[EXERCISE] Pictures aside, repeat every entry exactly.

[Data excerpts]
>> Start

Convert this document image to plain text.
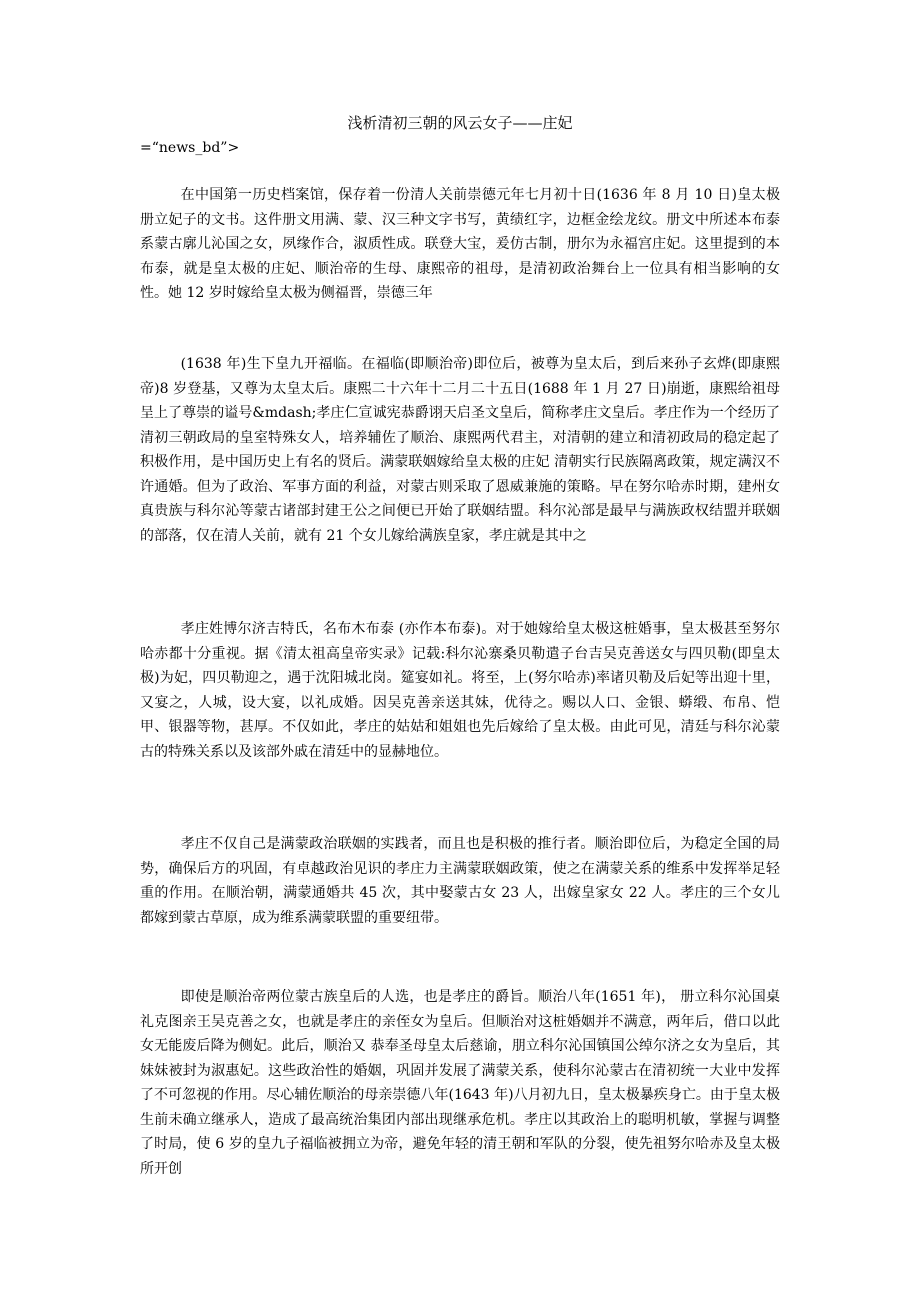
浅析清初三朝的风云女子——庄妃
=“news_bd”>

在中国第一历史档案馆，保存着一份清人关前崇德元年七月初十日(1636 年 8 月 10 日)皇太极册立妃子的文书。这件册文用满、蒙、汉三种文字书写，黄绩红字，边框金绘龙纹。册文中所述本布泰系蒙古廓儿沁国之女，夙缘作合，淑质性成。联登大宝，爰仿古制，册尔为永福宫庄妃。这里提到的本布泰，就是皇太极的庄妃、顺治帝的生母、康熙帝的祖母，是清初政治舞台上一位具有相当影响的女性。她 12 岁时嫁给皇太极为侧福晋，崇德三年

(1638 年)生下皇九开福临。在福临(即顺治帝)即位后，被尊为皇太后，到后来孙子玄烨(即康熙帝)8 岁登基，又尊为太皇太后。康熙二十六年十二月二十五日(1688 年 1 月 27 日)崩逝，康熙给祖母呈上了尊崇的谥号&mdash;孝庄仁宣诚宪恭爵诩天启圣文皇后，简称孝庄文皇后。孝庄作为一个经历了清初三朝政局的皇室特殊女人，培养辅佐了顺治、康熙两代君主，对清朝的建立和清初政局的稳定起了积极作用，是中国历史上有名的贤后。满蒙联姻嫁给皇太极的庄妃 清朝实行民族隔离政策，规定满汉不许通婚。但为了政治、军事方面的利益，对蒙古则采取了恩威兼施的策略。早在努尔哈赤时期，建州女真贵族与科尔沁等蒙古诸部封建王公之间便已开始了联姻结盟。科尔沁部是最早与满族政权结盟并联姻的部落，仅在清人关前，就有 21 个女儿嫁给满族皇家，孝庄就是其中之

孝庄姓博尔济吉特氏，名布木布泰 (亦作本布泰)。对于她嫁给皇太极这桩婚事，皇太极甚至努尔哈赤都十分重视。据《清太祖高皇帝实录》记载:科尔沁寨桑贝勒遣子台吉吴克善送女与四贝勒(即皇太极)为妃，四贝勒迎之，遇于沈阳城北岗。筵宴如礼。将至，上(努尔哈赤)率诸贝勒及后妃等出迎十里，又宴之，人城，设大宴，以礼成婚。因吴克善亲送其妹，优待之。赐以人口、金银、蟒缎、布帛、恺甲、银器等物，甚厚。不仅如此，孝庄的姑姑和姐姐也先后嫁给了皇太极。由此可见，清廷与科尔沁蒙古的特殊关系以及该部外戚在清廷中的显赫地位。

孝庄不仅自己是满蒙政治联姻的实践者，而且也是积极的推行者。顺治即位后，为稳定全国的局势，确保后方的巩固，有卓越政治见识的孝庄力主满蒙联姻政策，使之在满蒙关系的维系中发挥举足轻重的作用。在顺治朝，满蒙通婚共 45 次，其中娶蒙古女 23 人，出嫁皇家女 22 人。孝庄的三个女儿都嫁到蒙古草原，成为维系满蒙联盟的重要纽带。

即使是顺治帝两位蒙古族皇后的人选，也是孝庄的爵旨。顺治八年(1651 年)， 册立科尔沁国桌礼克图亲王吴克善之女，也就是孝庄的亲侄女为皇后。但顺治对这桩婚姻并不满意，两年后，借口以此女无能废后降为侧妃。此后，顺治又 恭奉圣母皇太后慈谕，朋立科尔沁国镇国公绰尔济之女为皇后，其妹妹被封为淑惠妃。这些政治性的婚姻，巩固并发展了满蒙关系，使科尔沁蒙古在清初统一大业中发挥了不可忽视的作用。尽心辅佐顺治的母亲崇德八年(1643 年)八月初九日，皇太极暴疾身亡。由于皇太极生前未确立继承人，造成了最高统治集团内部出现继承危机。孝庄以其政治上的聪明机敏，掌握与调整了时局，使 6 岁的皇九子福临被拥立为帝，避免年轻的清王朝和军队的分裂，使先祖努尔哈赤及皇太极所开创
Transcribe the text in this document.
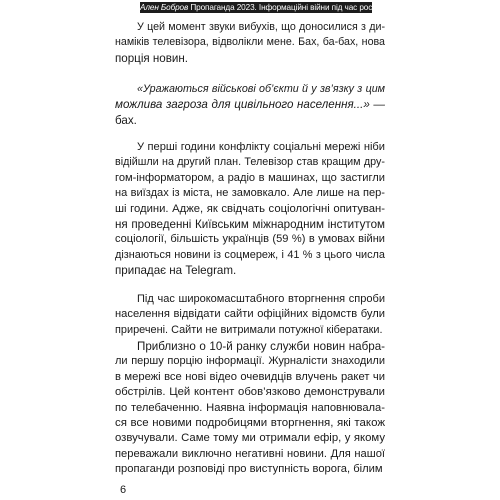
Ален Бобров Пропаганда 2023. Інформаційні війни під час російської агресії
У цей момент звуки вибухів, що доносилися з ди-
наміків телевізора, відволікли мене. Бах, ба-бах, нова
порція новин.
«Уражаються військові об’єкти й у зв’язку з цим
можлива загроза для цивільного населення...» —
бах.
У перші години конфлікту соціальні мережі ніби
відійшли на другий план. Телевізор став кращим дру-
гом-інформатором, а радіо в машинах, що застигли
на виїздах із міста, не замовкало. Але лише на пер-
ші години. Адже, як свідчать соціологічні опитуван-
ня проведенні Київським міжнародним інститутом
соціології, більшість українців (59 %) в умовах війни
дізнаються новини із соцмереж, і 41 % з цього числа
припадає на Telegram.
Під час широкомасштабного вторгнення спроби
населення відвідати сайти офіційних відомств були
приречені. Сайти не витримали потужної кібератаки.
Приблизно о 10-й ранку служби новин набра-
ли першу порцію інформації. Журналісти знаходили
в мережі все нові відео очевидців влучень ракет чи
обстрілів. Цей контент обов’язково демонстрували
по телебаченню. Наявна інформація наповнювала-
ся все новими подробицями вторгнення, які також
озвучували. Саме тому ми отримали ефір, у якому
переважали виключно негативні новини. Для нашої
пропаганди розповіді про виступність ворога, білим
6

>> End

[PROBLEM SOLUTION]
Convert this document image to plain text.
浅析清初三朝的风云女子——庄妃
=“news_bd”>

在中国第一历史档案馆，保存着一份清人关前崇德元年七月初十日(1636 年 8 月 10 日)皇太极册立妃子的文书。这件册文用满、蒙、汉三种文字书写，黄绩红字，边框金绘龙纹。册文中所述本布泰系蒙古廓儿沁国之女，夙缘作合，淑质性成。联登大宝，爰仿古制，册尔为永福宫庄妃。这里提到的本布泰，就是皇太极的庄妃、顺治帝的生母、康熙帝的祖母，是清初政治舞台上一位具有相当影响的女性。她 12 岁时嫁给皇太极为侧福晋，崇德三年

(1638 年)生下皇九开福临。在福临(即顺治帝)即位后，被尊为皇太后，到后来孙子玄烨(即康熙帝)8 岁登基，又尊为太皇太后。康熙二十六年十二月二十五日(1688 年 1 月 27 日)崩逝，康熙给祖母呈上了尊崇的谥号&mdash;孝庄仁宣诚宪恭爵诩天启圣文皇后，简称孝庄文皇后。孝庄作为一个经历了清初三朝政局的皇室特殊女人，培养辅佐了顺治、康熙两代君主，对清朝的建立和清初政局的稳定起了积极作用，是中国历史上有名的贤后。满蒙联姻嫁给皇太极的庄妃 清朝实行民族隔离政策，规定满汉不许通婚。但为了政治、军事方面的利益，对蒙古则采取了恩威兼施的策略。早在努尔哈赤时期，建州女真贵族与科尔沁等蒙古诸部封建王公之间便已开始了联姻结盟。科尔沁部是最早与满族政权结盟并联姻的部落，仅在清人关前，就有 21 个女儿嫁给满族皇家，孝庄就是其中之

孝庄姓博尔济吉特氏，名布木布泰 (亦作本布泰)。对于她嫁给皇太极这桩婚事，皇太极甚至努尔哈赤都十分重视。据《清太祖高皇帝实录》记载:科尔沁寨桑贝勒遣子台吉吴克善送女与四贝勒(即皇太极)为妃，四贝勒迎之，遇于沈阳城北岗。筵宴如礼。将至，上(努尔哈赤)率诸贝勒及后妃等出迎十里，又宴之，人城，设大宴，以礼成婚。因吴克善亲送其妹，优待之。赐以人口、金银、蟒缎、布帛、恺甲、银器等物，甚厚。不仅如此，孝庄的姑姑和姐姐也先后嫁给了皇太极。由此可见，清廷与科尔沁蒙古的特殊关系以及该部外戚在清廷中的显赫地位。

孝庄不仅自己是满蒙政治联姻的实践者，而且也是积极的推行者。顺治即位后，为稳定全国的局势，确保后方的巩固，有卓越政治见识的孝庄力主满蒙联姻政策，使之在满蒙关系的维系中发挥举足轻重的作用。在顺治朝，满蒙通婚共 45 次，其中娶蒙古女 23 人，出嫁皇家女 22 人。孝庄的三个女儿都嫁到蒙古草原，成为维系满蒙联盟的重要纽带。

即使是顺治帝两位蒙古族皇后的人选，也是孝庄的爵旨。顺治八年(1651 年)， 册立科尔沁国桌礼克图亲王吴克善之女，也就是孝庄的亲侄女为皇后。但顺治对这桩婚姻并不满意，两年后，借口以此女无能废后降为侧妃。此后，顺治又 恭奉圣母皇太后慈谕，朋立科尔沁国镇国公绰尔济之女为皇后，其妹妹被封为淑惠妃。这些政治性的婚姻，巩固并发展了满蒙关系，使科尔沁蒙古在清初统一大业中发挥了不可忽视的作用。尽心辅佐顺治的母亲崇德八年(1643 年)八月初九日，皇太极暴疾身亡。由于皇太极生前未确立继承人，造成了最高统治集团内部出现继承危机。孝庄以其政治上的聪明机敏，掌握与调整了时局，使 6 岁的皇九子福临被拥立为帝，避免年轻的清王朝和军队的分裂，使先祖努尔哈赤及皇太极所开创
Transcribe the text in this document.
Ален Бобров Пропаганда 2023. Інформаційні війни під час російської агресії
У цей момент звуки вибухів, що доносилися з ди-
наміків телевізора, відволікли мене. Бах, ба-бах, нова
порція новин.
«Уражаються військові об’єкти й у зв’язку з цим
можлива загроза для цивільного населення...» —
бах.
У перші години конфлікту соціальні мережі ніби
відійшли на другий план. Телевізор став кращим дру-
гом-інформатором, а радіо в машинах, що застигли
на виїздах із міста, не замовкало. Але лише на пер-
ші години. Адже, як свідчать соціологічні опитуван-
ня проведенні Київським міжнародним інститутом
соціології, більшість українців (59 %) в умовах війни
дізнаються новини із соцмереж, і 41 % з цього числа
припадає на Telegram.
Під час широкомасштабного вторгнення спроби
населення відвідати сайти офіційних відомств були
приречені. Сайти не витримали потужної кібератаки.
Приблизно о 10-й ранку служби новин набра-
ли першу порцію інформації. Журналісти знаходили
в мережі все нові відео очевидців влучень ракет чи
обстрілів. Цей контент обов’язково демонстрували
по телебаченню. Наявна інформація наповнювала-
ся все новими подробицями вторгнення, які також
озвучували. Саме тому ми отримали ефір, у якому
переважали виключно негативні новини. Для нашої
пропаганди розповіді про виступність ворога, білим
6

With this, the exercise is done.